◆ Objective
Extract each line containing the string "data".

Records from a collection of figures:
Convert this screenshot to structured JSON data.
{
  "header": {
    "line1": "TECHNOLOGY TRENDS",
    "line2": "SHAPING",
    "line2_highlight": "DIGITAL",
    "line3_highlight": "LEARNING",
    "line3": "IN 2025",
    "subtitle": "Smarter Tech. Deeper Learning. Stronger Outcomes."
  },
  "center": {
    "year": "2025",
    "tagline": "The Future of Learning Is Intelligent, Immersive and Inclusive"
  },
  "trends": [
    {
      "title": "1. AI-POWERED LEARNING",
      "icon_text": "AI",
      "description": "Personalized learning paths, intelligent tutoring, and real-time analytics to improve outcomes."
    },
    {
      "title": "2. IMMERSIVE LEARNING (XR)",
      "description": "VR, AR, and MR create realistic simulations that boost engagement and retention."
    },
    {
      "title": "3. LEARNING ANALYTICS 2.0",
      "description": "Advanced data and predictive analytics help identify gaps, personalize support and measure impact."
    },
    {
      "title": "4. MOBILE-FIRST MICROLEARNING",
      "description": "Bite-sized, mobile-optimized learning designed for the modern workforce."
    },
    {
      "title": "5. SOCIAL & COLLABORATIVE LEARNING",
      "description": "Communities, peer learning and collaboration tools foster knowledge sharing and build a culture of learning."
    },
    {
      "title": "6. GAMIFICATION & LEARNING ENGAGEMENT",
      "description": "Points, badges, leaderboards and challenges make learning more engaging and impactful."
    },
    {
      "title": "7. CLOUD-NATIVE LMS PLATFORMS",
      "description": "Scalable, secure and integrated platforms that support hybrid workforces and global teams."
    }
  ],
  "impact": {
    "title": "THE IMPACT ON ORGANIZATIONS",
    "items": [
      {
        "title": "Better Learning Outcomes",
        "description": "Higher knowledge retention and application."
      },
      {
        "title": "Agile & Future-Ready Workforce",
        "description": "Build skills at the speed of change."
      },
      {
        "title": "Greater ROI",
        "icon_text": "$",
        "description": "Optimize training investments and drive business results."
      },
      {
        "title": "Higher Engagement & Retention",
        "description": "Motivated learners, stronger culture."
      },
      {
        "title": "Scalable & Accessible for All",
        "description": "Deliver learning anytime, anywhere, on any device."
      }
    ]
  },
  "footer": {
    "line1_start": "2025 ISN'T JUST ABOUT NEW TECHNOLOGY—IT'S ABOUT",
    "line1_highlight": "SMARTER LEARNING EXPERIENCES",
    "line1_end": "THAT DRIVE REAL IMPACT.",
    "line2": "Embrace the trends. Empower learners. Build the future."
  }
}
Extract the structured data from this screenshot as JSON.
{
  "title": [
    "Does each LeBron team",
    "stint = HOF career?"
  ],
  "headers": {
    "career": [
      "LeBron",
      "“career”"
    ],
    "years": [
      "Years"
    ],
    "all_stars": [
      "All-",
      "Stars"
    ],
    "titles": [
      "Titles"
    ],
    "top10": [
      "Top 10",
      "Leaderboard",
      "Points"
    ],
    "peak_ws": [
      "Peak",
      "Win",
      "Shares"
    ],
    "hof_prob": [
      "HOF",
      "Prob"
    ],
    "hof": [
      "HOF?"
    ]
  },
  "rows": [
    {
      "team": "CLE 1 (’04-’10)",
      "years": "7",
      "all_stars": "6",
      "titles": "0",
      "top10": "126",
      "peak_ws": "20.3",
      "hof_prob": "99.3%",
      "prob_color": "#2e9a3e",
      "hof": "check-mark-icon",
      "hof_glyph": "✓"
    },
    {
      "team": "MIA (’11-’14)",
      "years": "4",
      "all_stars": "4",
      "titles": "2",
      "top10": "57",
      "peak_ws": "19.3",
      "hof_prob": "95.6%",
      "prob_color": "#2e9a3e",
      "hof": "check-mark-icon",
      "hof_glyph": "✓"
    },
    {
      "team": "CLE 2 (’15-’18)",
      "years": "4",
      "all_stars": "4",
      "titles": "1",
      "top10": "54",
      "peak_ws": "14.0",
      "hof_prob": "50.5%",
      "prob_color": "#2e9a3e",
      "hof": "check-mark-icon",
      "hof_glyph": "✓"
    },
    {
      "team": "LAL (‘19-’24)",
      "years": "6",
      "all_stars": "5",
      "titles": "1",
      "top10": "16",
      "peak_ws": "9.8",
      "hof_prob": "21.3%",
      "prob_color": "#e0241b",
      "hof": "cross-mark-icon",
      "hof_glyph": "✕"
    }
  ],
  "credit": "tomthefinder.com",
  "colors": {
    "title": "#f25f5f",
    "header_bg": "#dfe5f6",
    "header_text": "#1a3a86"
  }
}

◆ Completed task
Convert this screenshot to structured JSON data.
      "description": "Advanced data and predictive analytics help identify gaps, personalize support and measure impact."
Extract the structured data from this screenshot as JSON.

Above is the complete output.